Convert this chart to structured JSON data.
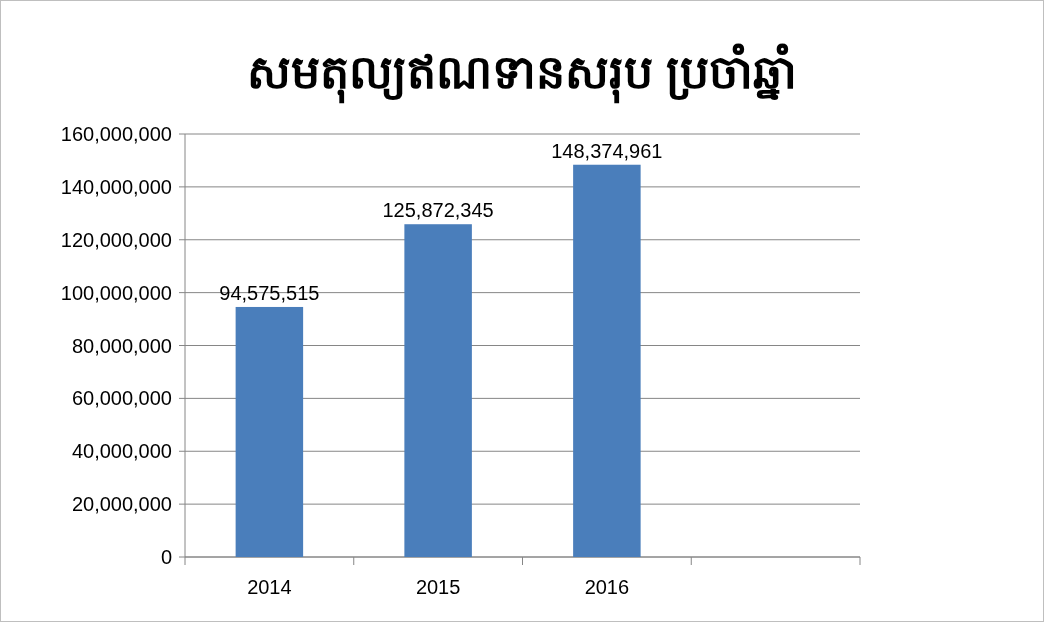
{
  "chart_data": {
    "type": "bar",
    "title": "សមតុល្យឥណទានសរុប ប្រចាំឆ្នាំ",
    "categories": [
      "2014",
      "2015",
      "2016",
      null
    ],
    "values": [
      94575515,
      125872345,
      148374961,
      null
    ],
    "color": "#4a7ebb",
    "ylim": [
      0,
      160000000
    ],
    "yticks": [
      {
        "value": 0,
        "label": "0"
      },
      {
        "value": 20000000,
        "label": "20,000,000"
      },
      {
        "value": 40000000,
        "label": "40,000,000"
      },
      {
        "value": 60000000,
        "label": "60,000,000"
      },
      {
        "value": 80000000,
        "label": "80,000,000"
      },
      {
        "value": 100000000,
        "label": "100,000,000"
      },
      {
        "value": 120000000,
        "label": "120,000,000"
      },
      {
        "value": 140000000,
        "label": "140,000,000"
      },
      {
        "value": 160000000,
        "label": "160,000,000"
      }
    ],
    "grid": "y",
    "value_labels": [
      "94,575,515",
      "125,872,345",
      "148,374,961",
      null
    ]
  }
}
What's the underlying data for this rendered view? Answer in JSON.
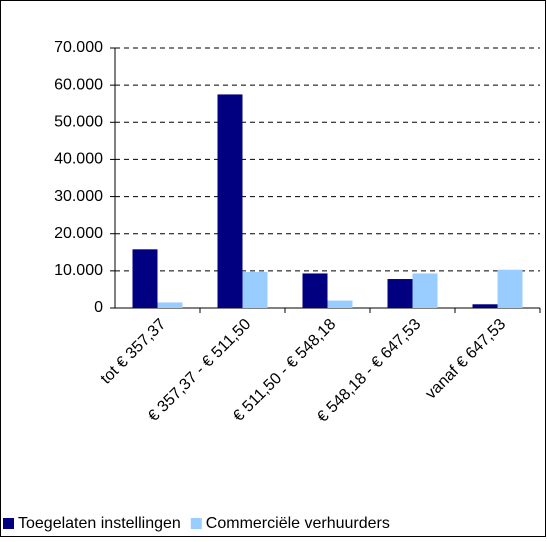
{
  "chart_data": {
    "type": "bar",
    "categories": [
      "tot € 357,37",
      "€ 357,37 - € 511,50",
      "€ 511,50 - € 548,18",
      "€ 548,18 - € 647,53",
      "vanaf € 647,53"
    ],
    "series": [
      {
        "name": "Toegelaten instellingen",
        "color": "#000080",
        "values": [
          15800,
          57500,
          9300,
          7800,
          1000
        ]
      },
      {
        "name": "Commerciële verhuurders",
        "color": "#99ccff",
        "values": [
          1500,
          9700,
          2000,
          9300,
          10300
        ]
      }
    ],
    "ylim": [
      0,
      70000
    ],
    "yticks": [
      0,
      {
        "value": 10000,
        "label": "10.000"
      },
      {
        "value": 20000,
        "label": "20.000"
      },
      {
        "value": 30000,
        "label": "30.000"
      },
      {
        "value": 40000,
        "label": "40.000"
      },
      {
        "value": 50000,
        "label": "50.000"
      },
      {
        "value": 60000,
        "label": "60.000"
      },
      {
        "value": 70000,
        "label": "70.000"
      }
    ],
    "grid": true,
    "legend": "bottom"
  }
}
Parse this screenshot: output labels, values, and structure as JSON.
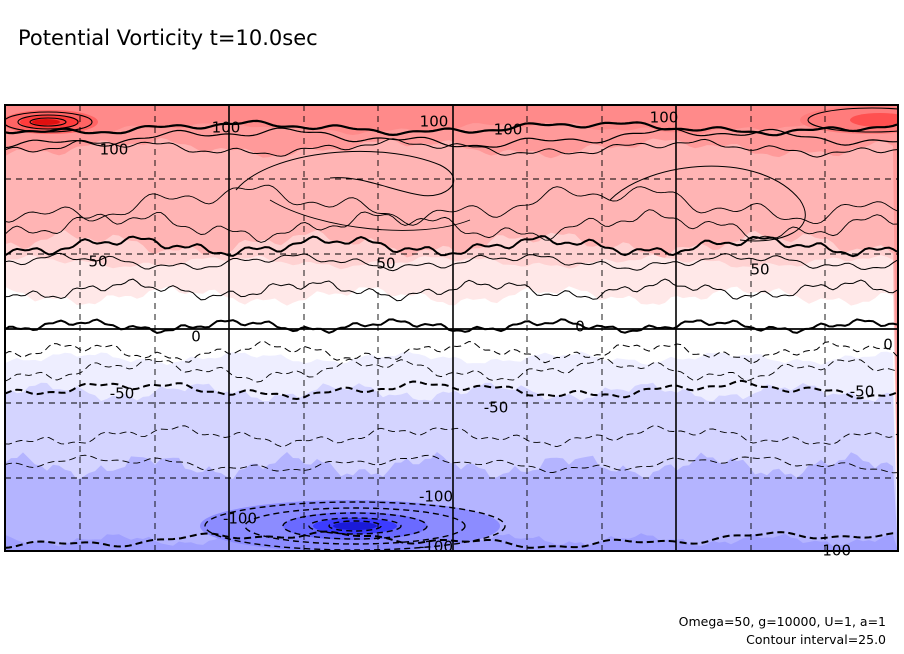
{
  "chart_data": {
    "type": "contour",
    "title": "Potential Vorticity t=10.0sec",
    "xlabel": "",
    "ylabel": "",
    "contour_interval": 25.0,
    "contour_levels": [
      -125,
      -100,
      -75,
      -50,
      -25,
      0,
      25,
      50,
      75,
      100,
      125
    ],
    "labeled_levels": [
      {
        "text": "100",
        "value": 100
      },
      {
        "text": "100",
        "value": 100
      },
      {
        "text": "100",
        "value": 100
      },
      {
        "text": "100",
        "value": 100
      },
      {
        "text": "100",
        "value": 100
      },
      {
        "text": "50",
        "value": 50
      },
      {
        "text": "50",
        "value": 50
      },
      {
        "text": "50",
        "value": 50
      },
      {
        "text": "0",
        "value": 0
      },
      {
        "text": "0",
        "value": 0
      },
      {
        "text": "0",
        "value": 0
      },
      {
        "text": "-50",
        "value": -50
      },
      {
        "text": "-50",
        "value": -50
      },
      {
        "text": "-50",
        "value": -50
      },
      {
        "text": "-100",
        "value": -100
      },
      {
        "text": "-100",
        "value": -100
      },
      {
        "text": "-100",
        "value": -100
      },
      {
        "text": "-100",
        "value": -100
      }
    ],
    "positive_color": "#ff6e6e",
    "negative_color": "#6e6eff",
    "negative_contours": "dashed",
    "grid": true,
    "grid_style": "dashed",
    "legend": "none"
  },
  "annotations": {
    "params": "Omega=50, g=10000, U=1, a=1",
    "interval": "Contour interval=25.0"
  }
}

▬▬▬▬▬▬▬▬▬▬

**EXERCISE DIRECTIONS**
Within the listing above, find every line containing the string "values" and return it.

**COMPLETE ANSWER**
    "values": [
        "values": [
        "values": [
Parse this screenshot: output labels, values, and structure as JSON.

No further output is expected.